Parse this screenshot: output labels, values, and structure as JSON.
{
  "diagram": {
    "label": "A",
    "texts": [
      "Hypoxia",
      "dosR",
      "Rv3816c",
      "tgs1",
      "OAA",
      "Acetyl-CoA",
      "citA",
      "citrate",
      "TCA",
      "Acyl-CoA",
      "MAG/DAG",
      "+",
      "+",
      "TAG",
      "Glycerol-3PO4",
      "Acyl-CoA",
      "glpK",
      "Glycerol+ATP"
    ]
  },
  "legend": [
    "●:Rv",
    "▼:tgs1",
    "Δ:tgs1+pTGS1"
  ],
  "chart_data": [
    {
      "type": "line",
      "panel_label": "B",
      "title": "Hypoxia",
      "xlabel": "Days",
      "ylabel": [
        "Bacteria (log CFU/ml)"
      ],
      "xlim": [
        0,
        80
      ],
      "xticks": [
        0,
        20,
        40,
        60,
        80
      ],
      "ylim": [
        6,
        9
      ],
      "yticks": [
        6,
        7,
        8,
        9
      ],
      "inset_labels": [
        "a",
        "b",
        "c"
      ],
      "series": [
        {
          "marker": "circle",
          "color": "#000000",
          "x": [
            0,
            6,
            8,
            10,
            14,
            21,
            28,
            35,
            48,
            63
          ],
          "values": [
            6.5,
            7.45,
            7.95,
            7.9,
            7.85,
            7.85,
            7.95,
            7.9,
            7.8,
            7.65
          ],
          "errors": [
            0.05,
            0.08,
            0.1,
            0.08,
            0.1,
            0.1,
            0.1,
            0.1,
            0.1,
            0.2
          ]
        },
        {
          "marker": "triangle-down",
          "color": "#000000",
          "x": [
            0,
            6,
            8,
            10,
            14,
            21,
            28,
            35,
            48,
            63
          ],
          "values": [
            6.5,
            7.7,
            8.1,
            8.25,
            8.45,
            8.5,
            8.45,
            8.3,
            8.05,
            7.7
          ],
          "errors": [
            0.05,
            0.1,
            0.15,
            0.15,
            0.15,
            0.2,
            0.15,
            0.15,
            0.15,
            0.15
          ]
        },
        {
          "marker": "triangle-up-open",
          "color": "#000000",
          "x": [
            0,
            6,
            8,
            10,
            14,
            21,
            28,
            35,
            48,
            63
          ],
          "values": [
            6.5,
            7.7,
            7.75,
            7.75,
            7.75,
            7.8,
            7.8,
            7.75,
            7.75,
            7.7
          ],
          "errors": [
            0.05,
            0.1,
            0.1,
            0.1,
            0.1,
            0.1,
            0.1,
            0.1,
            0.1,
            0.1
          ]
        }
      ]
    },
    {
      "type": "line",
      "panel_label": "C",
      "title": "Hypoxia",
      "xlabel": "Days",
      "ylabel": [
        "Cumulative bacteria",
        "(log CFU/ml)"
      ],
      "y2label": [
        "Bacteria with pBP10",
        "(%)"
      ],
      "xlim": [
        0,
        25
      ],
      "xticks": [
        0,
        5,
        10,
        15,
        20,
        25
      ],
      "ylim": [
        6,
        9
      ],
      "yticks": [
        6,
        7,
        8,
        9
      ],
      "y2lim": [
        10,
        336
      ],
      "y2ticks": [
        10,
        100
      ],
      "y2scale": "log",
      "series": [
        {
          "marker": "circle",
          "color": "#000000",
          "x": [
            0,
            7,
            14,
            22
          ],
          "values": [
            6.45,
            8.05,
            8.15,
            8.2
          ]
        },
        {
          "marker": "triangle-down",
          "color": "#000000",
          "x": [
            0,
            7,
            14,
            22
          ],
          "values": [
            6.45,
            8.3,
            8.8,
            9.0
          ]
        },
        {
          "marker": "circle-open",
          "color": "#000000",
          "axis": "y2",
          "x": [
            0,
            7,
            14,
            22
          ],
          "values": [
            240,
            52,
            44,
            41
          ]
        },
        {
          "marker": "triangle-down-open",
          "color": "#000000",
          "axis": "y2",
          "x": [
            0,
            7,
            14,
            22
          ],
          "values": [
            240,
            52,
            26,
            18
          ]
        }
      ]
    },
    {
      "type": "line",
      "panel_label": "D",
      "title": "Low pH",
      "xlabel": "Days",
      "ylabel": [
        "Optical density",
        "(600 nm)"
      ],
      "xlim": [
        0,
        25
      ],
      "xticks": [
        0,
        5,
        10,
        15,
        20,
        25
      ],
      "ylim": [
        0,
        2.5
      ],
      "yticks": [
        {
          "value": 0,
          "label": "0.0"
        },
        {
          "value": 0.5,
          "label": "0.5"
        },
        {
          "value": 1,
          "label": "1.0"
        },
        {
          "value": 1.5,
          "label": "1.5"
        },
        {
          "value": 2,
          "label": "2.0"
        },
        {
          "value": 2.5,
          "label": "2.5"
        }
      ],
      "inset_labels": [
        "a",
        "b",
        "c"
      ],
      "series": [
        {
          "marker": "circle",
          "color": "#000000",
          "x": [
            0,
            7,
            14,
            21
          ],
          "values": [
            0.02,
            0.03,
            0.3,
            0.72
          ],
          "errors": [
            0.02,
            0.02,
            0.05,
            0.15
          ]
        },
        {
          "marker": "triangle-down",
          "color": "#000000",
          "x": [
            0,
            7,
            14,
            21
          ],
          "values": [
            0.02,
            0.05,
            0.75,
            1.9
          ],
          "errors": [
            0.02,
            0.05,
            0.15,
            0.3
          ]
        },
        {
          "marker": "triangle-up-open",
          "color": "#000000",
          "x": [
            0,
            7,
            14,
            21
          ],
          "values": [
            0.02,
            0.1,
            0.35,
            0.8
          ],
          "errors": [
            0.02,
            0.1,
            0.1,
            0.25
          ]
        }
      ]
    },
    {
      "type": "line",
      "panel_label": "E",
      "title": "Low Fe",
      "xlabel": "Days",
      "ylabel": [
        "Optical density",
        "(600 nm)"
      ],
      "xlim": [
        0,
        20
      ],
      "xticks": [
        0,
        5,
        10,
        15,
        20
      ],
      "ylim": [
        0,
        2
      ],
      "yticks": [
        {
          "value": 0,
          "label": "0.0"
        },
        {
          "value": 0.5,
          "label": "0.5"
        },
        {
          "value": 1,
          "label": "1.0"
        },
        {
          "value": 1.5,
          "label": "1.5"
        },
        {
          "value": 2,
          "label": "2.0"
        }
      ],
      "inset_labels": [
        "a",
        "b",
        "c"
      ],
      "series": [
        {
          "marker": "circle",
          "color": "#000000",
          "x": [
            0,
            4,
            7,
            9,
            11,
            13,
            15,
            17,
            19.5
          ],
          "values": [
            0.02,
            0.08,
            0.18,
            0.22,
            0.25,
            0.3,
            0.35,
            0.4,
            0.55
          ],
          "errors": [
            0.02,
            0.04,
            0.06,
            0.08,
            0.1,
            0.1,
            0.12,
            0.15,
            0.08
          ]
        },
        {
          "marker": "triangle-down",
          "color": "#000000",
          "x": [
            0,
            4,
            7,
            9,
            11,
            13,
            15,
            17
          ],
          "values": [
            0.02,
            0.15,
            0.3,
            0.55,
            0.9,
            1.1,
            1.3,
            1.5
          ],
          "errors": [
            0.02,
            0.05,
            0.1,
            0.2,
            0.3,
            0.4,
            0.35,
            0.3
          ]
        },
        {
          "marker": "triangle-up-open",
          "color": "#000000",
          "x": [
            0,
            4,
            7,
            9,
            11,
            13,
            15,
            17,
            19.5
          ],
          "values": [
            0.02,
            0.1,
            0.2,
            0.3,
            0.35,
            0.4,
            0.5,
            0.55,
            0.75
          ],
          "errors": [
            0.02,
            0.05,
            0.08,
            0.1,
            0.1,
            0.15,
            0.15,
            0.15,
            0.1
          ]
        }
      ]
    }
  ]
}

- [Problem to solve]:
From the first line to the last, copy the records exactly as they appear above.

- [Finished task]:
Parse this screenshot: output labels, values, and structure as JSON.
{
  "diagram": {
    "label": "A",
    "texts": [
      "Hypoxia",
      "dosR",
      "Rv3816c",
      "tgs1",
      "OAA",
      "Acetyl-CoA",
      "citA",
      "citrate",
      "TCA",
      "Acyl-CoA",
      "MAG/DAG",
      "+",
      "+",
      "TAG",
      "Glycerol-3PO4",
      "Acyl-CoA",
      "glpK",
      "Glycerol+ATP"
    ]
  },
  "legend": [
    "●:Rv",
    "▼:tgs1",
    "Δ:tgs1+pTGS1"
  ],
  "chart_data": [
    {
      "type": "line",
      "panel_label": "B",
      "title": "Hypoxia",
      "xlabel": "Days",
      "ylabel": [
        "Bacteria (log CFU/ml)"
      ],
      "xlim": [
        0,
        80
      ],
      "xticks": [
        0,
        20,
        40,
        60,
        80
      ],
      "ylim": [
        6,
        9
      ],
      "yticks": [
        6,
        7,
        8,
        9
      ],
      "inset_labels": [
        "a",
        "b",
        "c"
      ],
      "series": [
        {
          "marker": "circle",
          "color": "#000000",
          "x": [
            0,
            6,
            8,
            10,
            14,
            21,
            28,
            35,
            48,
            63
          ],
          "values": [
            6.5,
            7.45,
            7.95,
            7.9,
            7.85,
            7.85,
            7.95,
            7.9,
            7.8,
            7.65
          ],
          "errors": [
            0.05,
            0.08,
            0.1,
            0.08,
            0.1,
            0.1,
            0.1,
            0.1,
            0.1,
            0.2
          ]
        },
        {
          "marker": "triangle-down",
          "color": "#000000",
          "x": [
            0,
            6,
            8,
            10,
            14,
            21,
            28,
            35,
            48,
            63
          ],
          "values": [
            6.5,
            7.7,
            8.1,
            8.25,
            8.45,
            8.5,
            8.45,
            8.3,
            8.05,
            7.7
          ],
          "errors": [
            0.05,
            0.1,
            0.15,
            0.15,
            0.15,
            0.2,
            0.15,
            0.15,
            0.15,
            0.15
          ]
        },
        {
          "marker": "triangle-up-open",
          "color": "#000000",
          "x": [
            0,
            6,
            8,
            10,
            14,
            21,
            28,
            35,
            48,
            63
          ],
          "values": [
            6.5,
            7.7,
            7.75,
            7.75,
            7.75,
            7.8,
            7.8,
            7.75,
            7.75,
            7.7
          ],
          "errors": [
            0.05,
            0.1,
            0.1,
            0.1,
            0.1,
            0.1,
            0.1,
            0.1,
            0.1,
            0.1
          ]
        }
      ]
    },
    {
      "type": "line",
      "panel_label": "C",
      "title": "Hypoxia",
      "xlabel": "Days",
      "ylabel": [
        "Cumulative bacteria",
        "(log CFU/ml)"
      ],
      "y2label": [
        "Bacteria with pBP10",
        "(%)"
      ],
      "xlim": [
        0,
        25
      ],
      "xticks": [
        0,
        5,
        10,
        15,
        20,
        25
      ],
      "ylim": [
        6,
        9
      ],
      "yticks": [
        6,
        7,
        8,
        9
      ],
      "y2lim": [
        10,
        336
      ],
      "y2ticks": [
        10,
        100
      ],
      "y2scale": "log",
      "series": [
        {
          "marker": "circle",
          "color": "#000000",
          "x": [
            0,
            7,
            14,
            22
          ],
          "values": [
            6.45,
            8.05,
            8.15,
            8.2
          ]
        },
        {
          "marker": "triangle-down",
          "color": "#000000",
          "x": [
            0,
            7,
            14,
            22
          ],
          "values": [
            6.45,
            8.3,
            8.8,
            9.0
          ]
        },
        {
          "marker": "circle-open",
          "color": "#000000",
          "axis": "y2",
          "x": [
            0,
            7,
            14,
            22
          ],
          "values": [
            240,
            52,
            44,
            41
          ]
        },
        {
          "marker": "triangle-down-open",
          "color": "#000000",
          "axis": "y2",
          "x": [
            0,
            7,
            14,
            22
          ],
          "values": [
            240,
            52,
            26,
            18
          ]
        }
      ]
    },
    {
      "type": "line",
      "panel_label": "D",
      "title": "Low pH",
      "xlabel": "Days",
      "ylabel": [
        "Optical density",
        "(600 nm)"
      ],
      "xlim": [
        0,
        25
      ],
      "xticks": [
        0,
        5,
        10,
        15,
        20,
        25
      ],
      "ylim": [
        0,
        2.5
      ],
      "yticks": [
        {
          "value": 0,
          "label": "0.0"
        },
        {
          "value": 0.5,
          "label": "0.5"
        },
        {
          "value": 1,
          "label": "1.0"
        },
        {
          "value": 1.5,
          "label": "1.5"
        },
        {
          "value": 2,
          "label": "2.0"
        },
        {
          "value": 2.5,
          "label": "2.5"
        }
      ],
      "inset_labels": [
        "a",
        "b",
        "c"
      ],
      "series": [
        {
          "marker": "circle",
          "color": "#000000",
          "x": [
            0,
            7,
            14,
            21
          ],
          "values": [
            0.02,
            0.03,
            0.3,
            0.72
          ],
          "errors": [
            0.02,
            0.02,
            0.05,
            0.15
          ]
        },
        {
          "marker": "triangle-down",
          "color": "#000000",
          "x": [
            0,
            7,
            14,
            21
          ],
          "values": [
            0.02,
            0.05,
            0.75,
            1.9
          ],
          "errors": [
            0.02,
            0.05,
            0.15,
            0.3
          ]
        },
        {
          "marker": "triangle-up-open",
          "color": "#000000",
          "x": [
            0,
            7,
            14,
            21
          ],
          "values": [
            0.02,
            0.1,
            0.35,
            0.8
          ],
          "errors": [
            0.02,
            0.1,
            0.1,
            0.25
          ]
        }
      ]
    },
    {
      "type": "line",
      "panel_label": "E",
      "title": "Low Fe",
      "xlabel": "Days",
      "ylabel": [
        "Optical density",
        "(600 nm)"
      ],
      "xlim": [
        0,
        20
      ],
      "xticks": [
        0,
        5,
        10,
        15,
        20
      ],
      "ylim": [
        0,
        2
      ],
      "yticks": [
        {
          "value": 0,
          "label": "0.0"
        },
        {
          "value": 0.5,
          "label": "0.5"
        },
        {
          "value": 1,
          "label": "1.0"
        },
        {
          "value": 1.5,
          "label": "1.5"
        },
        {
          "value": 2,
          "label": "2.0"
        }
      ],
      "inset_labels": [
        "a",
        "b",
        "c"
      ],
      "series": [
        {
          "marker": "circle",
          "color": "#000000",
          "x": [
            0,
            4,
            7,
            9,
            11,
            13,
            15,
            17,
            19.5
          ],
          "values": [
            0.02,
            0.08,
            0.18,
            0.22,
            0.25,
            0.3,
            0.35,
            0.4,
            0.55
          ],
          "errors": [
            0.02,
            0.04,
            0.06,
            0.08,
            0.1,
            0.1,
            0.12,
            0.15,
            0.08
          ]
        },
        {
          "marker": "triangle-down",
          "color": "#000000",
          "x": [
            0,
            4,
            7,
            9,
            11,
            13,
            15,
            17
          ],
          "values": [
            0.02,
            0.15,
            0.3,
            0.55,
            0.9,
            1.1,
            1.3,
            1.5
          ],
          "errors": [
            0.02,
            0.05,
            0.1,
            0.2,
            0.3,
            0.4,
            0.35,
            0.3
          ]
        },
        {
          "marker": "triangle-up-open",
          "color": "#000000",
          "x": [
            0,
            4,
            7,
            9,
            11,
            13,
            15,
            17,
            19.5
          ],
          "values": [
            0.02,
            0.1,
            0.2,
            0.3,
            0.35,
            0.4,
            0.5,
            0.55,
            0.75
          ],
          "errors": [
            0.02,
            0.05,
            0.08,
            0.1,
            0.1,
            0.15,
            0.15,
            0.15,
            0.1
          ]
        }
      ]
    }
  ]
}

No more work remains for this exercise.